### MATERIAL FOR THE TASK:
· · ·

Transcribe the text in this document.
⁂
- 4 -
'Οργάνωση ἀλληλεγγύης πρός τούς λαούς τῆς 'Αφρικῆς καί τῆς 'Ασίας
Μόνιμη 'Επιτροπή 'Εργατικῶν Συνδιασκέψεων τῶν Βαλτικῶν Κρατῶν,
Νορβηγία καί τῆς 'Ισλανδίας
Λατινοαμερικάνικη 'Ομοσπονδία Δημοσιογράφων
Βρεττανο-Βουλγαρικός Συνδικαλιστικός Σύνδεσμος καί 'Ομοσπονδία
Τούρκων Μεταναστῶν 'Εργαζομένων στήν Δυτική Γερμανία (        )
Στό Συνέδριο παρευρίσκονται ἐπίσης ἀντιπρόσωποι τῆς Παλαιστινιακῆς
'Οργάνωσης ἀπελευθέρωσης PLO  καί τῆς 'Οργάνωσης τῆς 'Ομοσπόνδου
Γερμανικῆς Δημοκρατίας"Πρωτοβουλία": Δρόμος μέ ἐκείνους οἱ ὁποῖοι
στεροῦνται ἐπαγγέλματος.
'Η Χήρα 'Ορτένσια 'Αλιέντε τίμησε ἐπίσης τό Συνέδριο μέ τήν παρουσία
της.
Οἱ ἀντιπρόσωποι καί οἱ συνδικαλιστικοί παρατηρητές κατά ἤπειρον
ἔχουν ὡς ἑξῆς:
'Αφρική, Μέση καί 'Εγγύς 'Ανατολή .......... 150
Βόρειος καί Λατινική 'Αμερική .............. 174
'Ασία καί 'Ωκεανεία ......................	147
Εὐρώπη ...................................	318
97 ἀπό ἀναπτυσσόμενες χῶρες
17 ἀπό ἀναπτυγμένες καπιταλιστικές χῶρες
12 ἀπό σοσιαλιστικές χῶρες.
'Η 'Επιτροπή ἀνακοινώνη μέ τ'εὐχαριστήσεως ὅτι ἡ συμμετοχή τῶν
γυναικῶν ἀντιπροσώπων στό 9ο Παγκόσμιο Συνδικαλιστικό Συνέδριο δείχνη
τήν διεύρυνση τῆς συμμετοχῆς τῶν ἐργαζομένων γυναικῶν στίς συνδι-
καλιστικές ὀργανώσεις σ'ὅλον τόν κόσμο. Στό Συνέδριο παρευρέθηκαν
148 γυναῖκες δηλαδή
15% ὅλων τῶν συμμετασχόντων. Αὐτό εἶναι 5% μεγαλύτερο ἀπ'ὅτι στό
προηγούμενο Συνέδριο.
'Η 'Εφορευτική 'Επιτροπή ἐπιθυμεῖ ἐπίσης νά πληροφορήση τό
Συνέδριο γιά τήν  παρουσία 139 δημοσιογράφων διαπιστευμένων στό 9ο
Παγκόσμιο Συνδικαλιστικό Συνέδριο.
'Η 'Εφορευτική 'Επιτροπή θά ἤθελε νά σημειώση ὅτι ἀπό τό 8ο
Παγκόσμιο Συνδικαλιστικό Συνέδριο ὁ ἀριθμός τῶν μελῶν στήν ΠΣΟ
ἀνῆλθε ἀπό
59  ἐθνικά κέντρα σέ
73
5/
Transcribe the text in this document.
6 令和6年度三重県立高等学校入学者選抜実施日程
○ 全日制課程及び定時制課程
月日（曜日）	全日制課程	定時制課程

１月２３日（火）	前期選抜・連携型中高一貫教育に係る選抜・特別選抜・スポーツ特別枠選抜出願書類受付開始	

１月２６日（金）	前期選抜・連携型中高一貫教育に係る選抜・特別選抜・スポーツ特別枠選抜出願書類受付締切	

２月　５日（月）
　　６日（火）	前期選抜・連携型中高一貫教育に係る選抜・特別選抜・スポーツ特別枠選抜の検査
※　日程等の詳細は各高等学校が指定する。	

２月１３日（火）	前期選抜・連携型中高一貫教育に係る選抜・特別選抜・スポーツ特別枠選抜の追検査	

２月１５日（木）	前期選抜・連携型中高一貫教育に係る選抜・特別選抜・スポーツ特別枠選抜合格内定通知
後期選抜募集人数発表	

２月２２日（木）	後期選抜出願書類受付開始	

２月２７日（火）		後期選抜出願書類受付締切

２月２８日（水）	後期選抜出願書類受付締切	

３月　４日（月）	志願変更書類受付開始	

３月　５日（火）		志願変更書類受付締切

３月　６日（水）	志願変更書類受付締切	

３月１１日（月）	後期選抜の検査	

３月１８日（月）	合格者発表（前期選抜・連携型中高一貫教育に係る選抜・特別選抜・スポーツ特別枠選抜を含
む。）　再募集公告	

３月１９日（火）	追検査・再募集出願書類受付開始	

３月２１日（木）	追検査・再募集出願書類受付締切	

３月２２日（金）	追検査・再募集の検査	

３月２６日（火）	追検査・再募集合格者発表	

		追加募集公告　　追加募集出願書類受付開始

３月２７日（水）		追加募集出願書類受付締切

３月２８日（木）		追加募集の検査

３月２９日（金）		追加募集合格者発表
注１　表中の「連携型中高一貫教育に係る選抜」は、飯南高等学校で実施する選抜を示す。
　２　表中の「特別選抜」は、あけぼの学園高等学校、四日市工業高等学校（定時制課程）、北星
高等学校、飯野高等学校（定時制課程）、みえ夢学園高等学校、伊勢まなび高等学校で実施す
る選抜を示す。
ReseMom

· · ·

### EXERCISE:
Return every line in the listing that contains the word "χῶρες".

### RESPONSE:
97 ἀπό ἀναπτυσσόμενες χῶρες
17 ἀπό ἀναπτυγμένες καπιταλιστικές χῶρες
12 ἀπό σοσιαλιστικές χῶρες.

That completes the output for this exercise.